* Work to complete: Copy the records below exactly, leaving out every picture.

* Given entries:
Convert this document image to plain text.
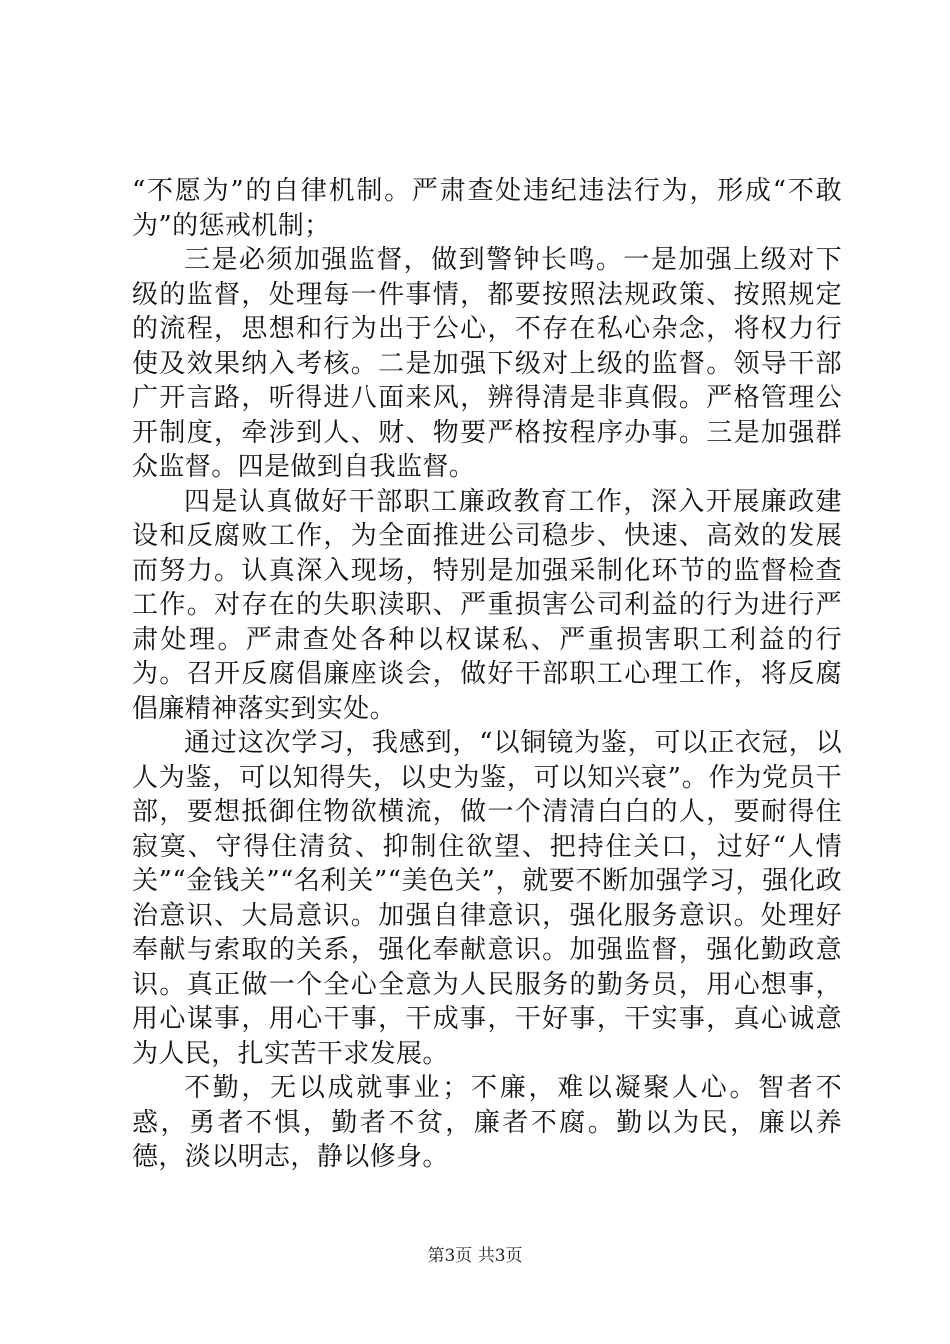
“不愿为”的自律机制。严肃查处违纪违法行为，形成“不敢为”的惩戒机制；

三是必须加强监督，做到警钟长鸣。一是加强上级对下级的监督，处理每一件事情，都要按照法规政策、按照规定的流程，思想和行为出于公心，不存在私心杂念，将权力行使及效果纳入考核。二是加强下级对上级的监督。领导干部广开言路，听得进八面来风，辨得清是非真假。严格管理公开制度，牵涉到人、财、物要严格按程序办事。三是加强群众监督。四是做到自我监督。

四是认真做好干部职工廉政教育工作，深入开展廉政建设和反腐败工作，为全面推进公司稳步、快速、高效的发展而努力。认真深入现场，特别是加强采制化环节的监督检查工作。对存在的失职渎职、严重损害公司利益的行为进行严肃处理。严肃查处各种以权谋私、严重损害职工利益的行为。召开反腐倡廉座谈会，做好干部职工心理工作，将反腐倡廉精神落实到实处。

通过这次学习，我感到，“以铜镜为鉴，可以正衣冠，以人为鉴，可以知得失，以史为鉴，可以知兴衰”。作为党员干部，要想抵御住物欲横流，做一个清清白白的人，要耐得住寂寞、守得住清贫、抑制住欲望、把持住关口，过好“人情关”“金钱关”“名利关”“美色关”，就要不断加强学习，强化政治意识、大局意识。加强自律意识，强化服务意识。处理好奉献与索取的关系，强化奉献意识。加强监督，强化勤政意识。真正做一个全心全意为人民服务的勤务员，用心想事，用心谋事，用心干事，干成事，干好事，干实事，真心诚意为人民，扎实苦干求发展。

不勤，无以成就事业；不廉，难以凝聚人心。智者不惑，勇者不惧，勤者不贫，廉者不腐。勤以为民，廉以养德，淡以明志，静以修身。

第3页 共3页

* Exercise answer:
Convert this document image to plain text.
“不愿为”的自律机制。严肃查处违纪违法行为，形成“不敢为”的惩戒机制；

三是必须加强监督，做到警钟长鸣。一是加强上级对下级的监督，处理每一件事情，都要按照法规政策、按照规定的流程，思想和行为出于公心，不存在私心杂念，将权力行使及效果纳入考核。二是加强下级对上级的监督。领导干部广开言路，听得进八面来风，辨得清是非真假。严格管理公开制度，牵涉到人、财、物要严格按程序办事。三是加强群众监督。四是做到自我监督。

四是认真做好干部职工廉政教育工作，深入开展廉政建设和反腐败工作，为全面推进公司稳步、快速、高效的发展而努力。认真深入现场，特别是加强采制化环节的监督检查工作。对存在的失职渎职、严重损害公司利益的行为进行严肃处理。严肃查处各种以权谋私、严重损害职工利益的行为。召开反腐倡廉座谈会，做好干部职工心理工作，将反腐倡廉精神落实到实处。

通过这次学习，我感到，“以铜镜为鉴，可以正衣冠，以人为鉴，可以知得失，以史为鉴，可以知兴衰”。作为党员干部，要想抵御住物欲横流，做一个清清白白的人，要耐得住寂寞、守得住清贫、抑制住欲望、把持住关口，过好“人情关”“金钱关”“名利关”“美色关”，就要不断加强学习，强化政治意识、大局意识。加强自律意识，强化服务意识。处理好奉献与索取的关系，强化奉献意识。加强监督，强化勤政意识。真正做一个全心全意为人民服务的勤务员，用心想事，用心谋事，用心干事，干成事，干好事，干实事，真心诚意为人民，扎实苦干求发展。

不勤，无以成就事业；不廉，难以凝聚人心。智者不惑，勇者不惧，勤者不贫，廉者不腐。勤以为民，廉以养德，淡以明志，静以修身。

第3页 共3页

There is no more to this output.